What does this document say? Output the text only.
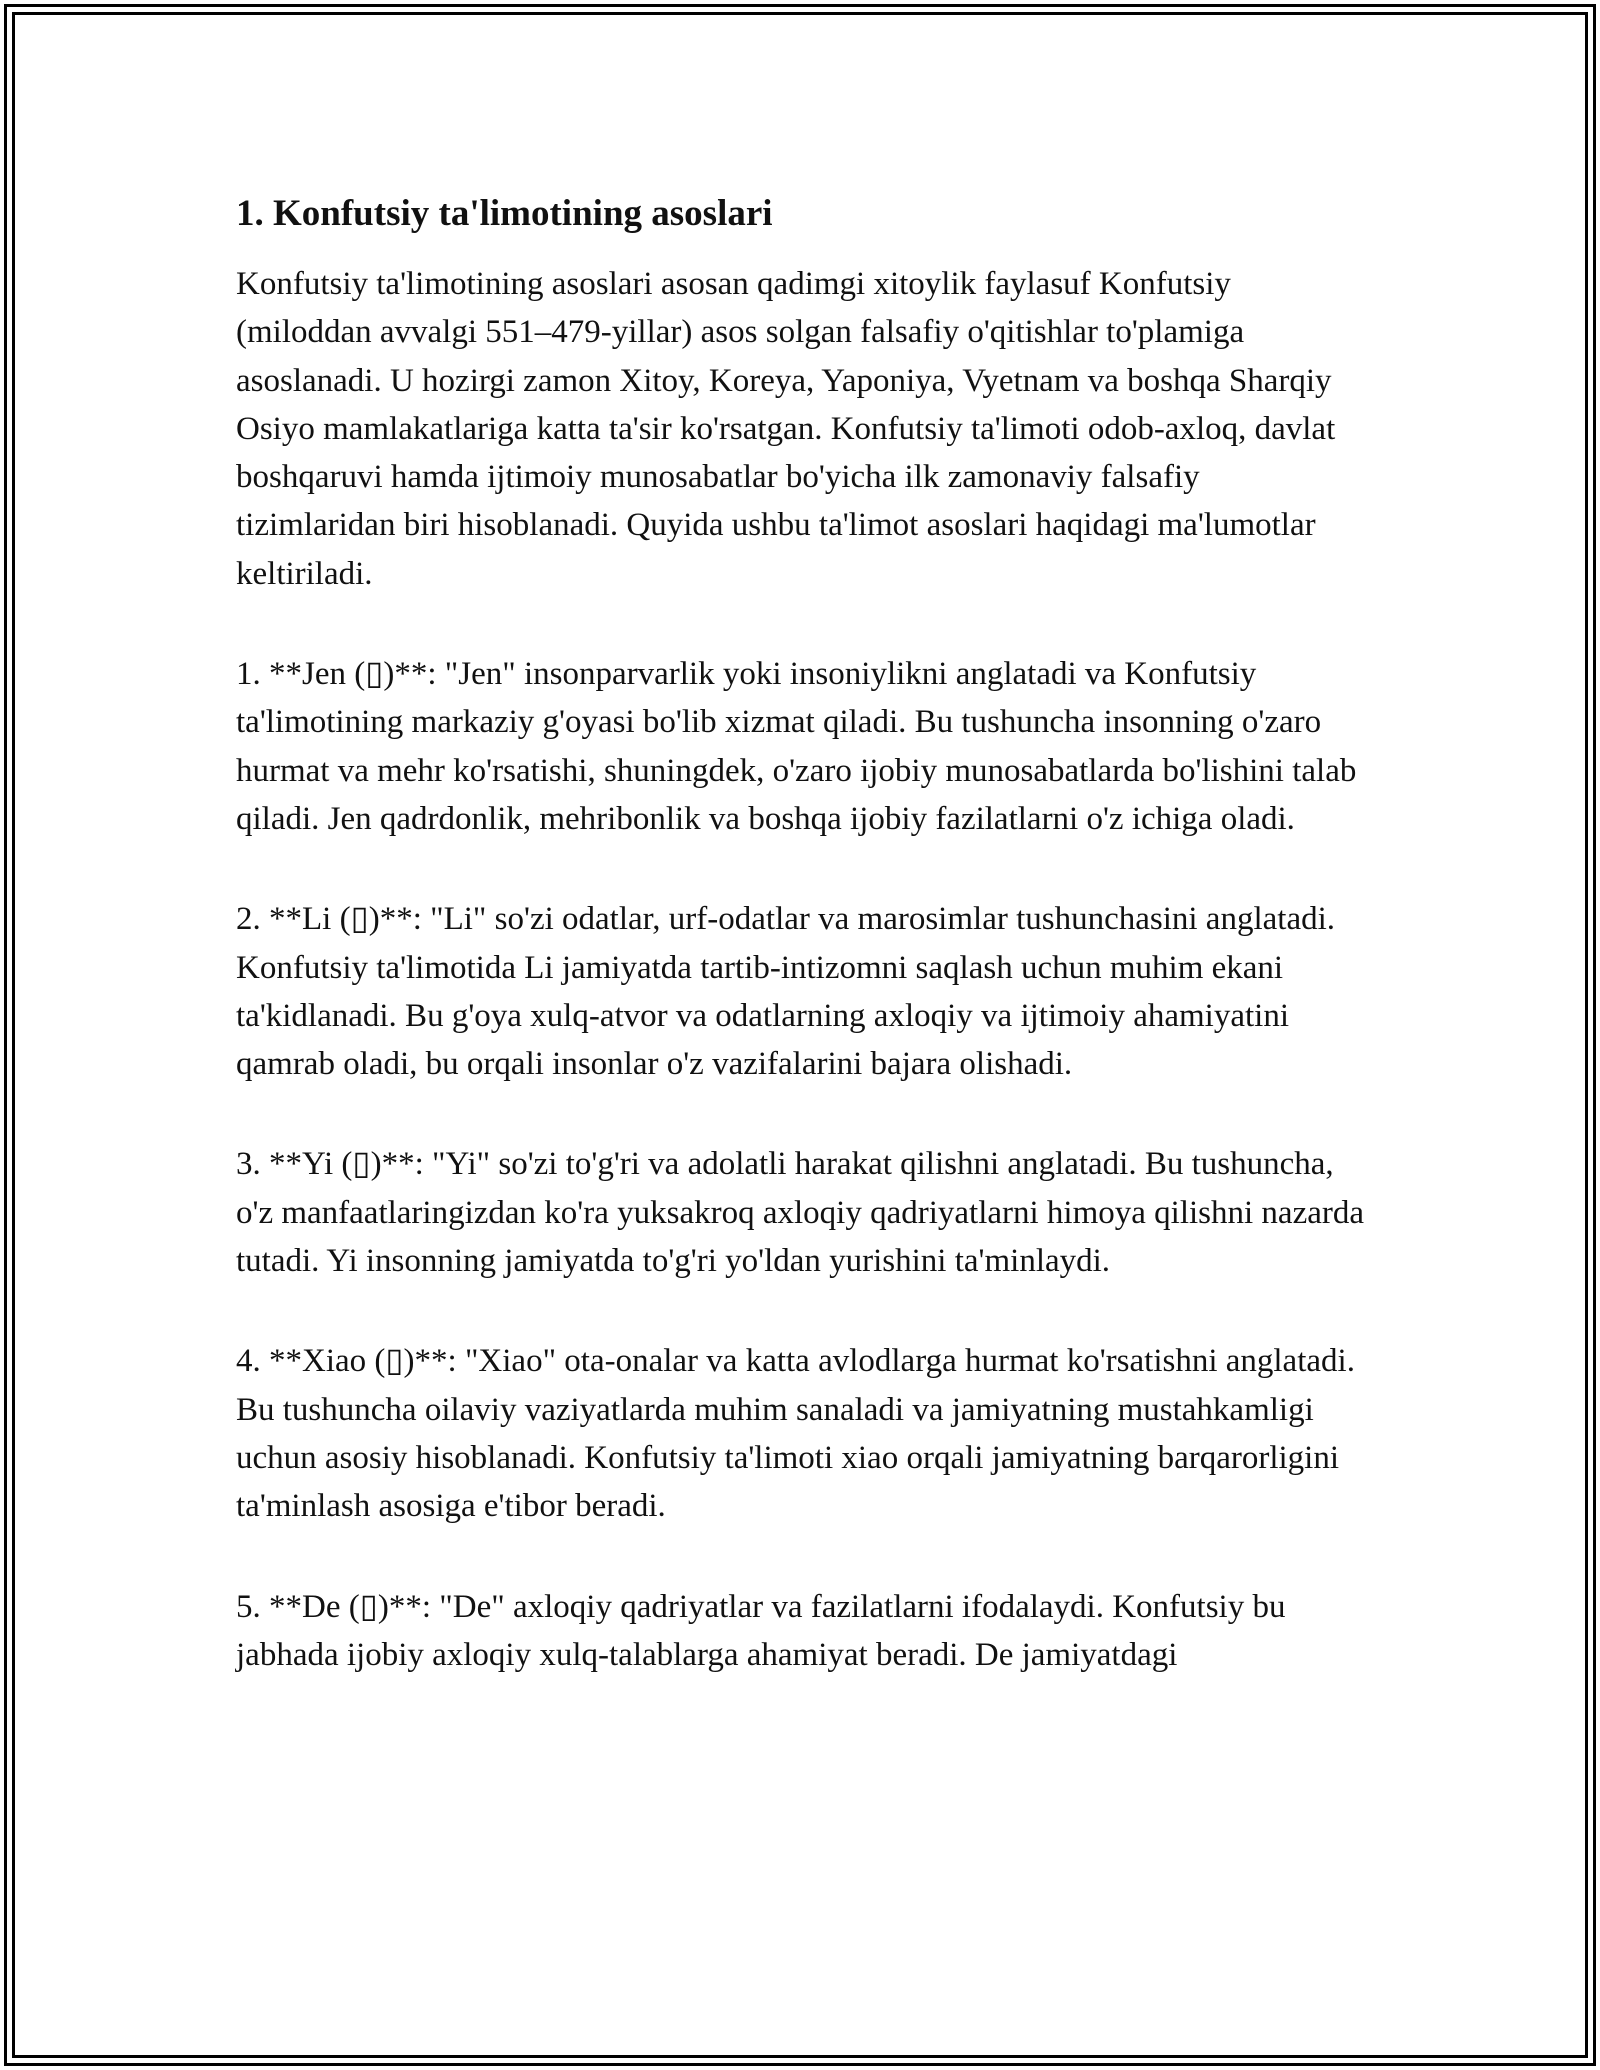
1. Konfutsiy ta'limotining asoslari

Konfutsiy ta'limotining asoslari asosan qadimgi xitoylik faylasuf Konfutsiy (miloddan avvalgi 551–479-yillar) asos solgan falsafiy o'qitishlar to'plamiga asoslanadi. U hozirgi zamon Xitoy, Koreya, Yaponiya, Vyetnam va boshqa Sharqiy Osiyo mamlakatlariga katta ta'sir ko'rsatgan. Konfutsiy ta'limoti odob-axloq, davlat boshqaruvi hamda ijtimoiy munosabatlar bo'yicha ilk zamonaviy falsafiy tizimlaridan biri hisoblanadi. Quyida ushbu ta'limot asoslari haqidagi ma'lumotlar keltiriladi.

1. **Jen (▯)**: "Jen" insonparvarlik yoki insoniylikni anglatadi va Konfutsiy ta'limotining markaziy g'oyasi bo'lib xizmat qiladi. Bu tushuncha insonning o'zaro hurmat va mehr ko'rsatishi, shuningdek, o'zaro ijobiy munosabatlarda bo'lishini talab qiladi. Jen qadrdonlik, mehribonlik va boshqa ijobiy fazilatlarni o'z ichiga oladi.

2. **Li (▯)**: "Li" so'zi odatlar, urf-odatlar va marosimlar tushunchasini anglatadi. Konfutsiy ta'limotida Li jamiyatda tartib-intizomni saqlash uchun muhim ekani ta'kidlanadi. Bu g'oya xulq-atvor va odatlarning axloqiy va ijtimoiy ahamiyatini qamrab oladi, bu orqali insonlar o'z vazifalarini bajara olishadi.

3. **Yi (▯)**: "Yi" so'zi to'g'ri va adolatli harakat qilishni anglatadi. Bu tushuncha, o'z manfaatlaringizdan ko'ra yuksakroq axloqiy qadriyatlarni himoya qilishni nazarda tutadi. Yi insonning jamiyatda to'g'ri yo'ldan yurishini ta'minlaydi.

4. **Xiao (▯)**: "Xiao" ota-onalar va katta avlodlarga hurmat ko'rsatishni anglatadi. Bu tushuncha oilaviy vaziyatlarda muhim sanaladi va jamiyatning mustahkamligi uchun asosiy hisoblanadi. Konfutsiy ta'limoti xiao orqali jamiyatning barqarorligini ta'minlash asosiga e'tibor beradi.

5. **De (▯)**: "De" axloqiy qadriyatlar va fazilatlarni ifodalaydi. Konfutsiy bu jabhada ijobiy axloqiy xulq-talablarga ahamiyat beradi. De jamiyatdagi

= = = = = = =

- _Exercise brief_
Restate the full listing verbatim and drop every picture.

- _The response_
What does this document say? Output the text only.
1. Konfutsiy ta'limotining asoslari

Konfutsiy ta'limotining asoslari asosan qadimgi xitoylik faylasuf Konfutsiy (miloddan avvalgi 551–479-yillar) asos solgan falsafiy o'qitishlar to'plamiga asoslanadi. U hozirgi zamon Xitoy, Koreya, Yaponiya, Vyetnam va boshqa Sharqiy Osiyo mamlakatlariga katta ta'sir ko'rsatgan. Konfutsiy ta'limoti odob-axloq, davlat boshqaruvi hamda ijtimoiy munosabatlar bo'yicha ilk zamonaviy falsafiy tizimlaridan biri hisoblanadi. Quyida ushbu ta'limot asoslari haqidagi ma'lumotlar keltiriladi.

1. **Jen (▯)**: "Jen" insonparvarlik yoki insoniylikni anglatadi va Konfutsiy ta'limotining markaziy g'oyasi bo'lib xizmat qiladi. Bu tushuncha insonning o'zaro hurmat va mehr ko'rsatishi, shuningdek, o'zaro ijobiy munosabatlarda bo'lishini talab qiladi. Jen qadrdonlik, mehribonlik va boshqa ijobiy fazilatlarni o'z ichiga oladi.

2. **Li (▯)**: "Li" so'zi odatlar, urf-odatlar va marosimlar tushunchasini anglatadi. Konfutsiy ta'limotida Li jamiyatda tartib-intizomni saqlash uchun muhim ekani ta'kidlanadi. Bu g'oya xulq-atvor va odatlarning axloqiy va ijtimoiy ahamiyatini qamrab oladi, bu orqali insonlar o'z vazifalarini bajara olishadi.

3. **Yi (▯)**: "Yi" so'zi to'g'ri va adolatli harakat qilishni anglatadi. Bu tushuncha, o'z manfaatlaringizdan ko'ra yuksakroq axloqiy qadriyatlarni himoya qilishni nazarda tutadi. Yi insonning jamiyatda to'g'ri yo'ldan yurishini ta'minlaydi.

4. **Xiao (▯)**: "Xiao" ota-onalar va katta avlodlarga hurmat ko'rsatishni anglatadi. Bu tushuncha oilaviy vaziyatlarda muhim sanaladi va jamiyatning mustahkamligi uchun asosiy hisoblanadi. Konfutsiy ta'limoti xiao orqali jamiyatning barqarorligini ta'minlash asosiga e'tibor beradi.

5. **De (▯)**: "De" axloqiy qadriyatlar va fazilatlarni ifodalaydi. Konfutsiy bu jabhada ijobiy axloqiy xulq-talablarga ahamiyat beradi. De jamiyatdagi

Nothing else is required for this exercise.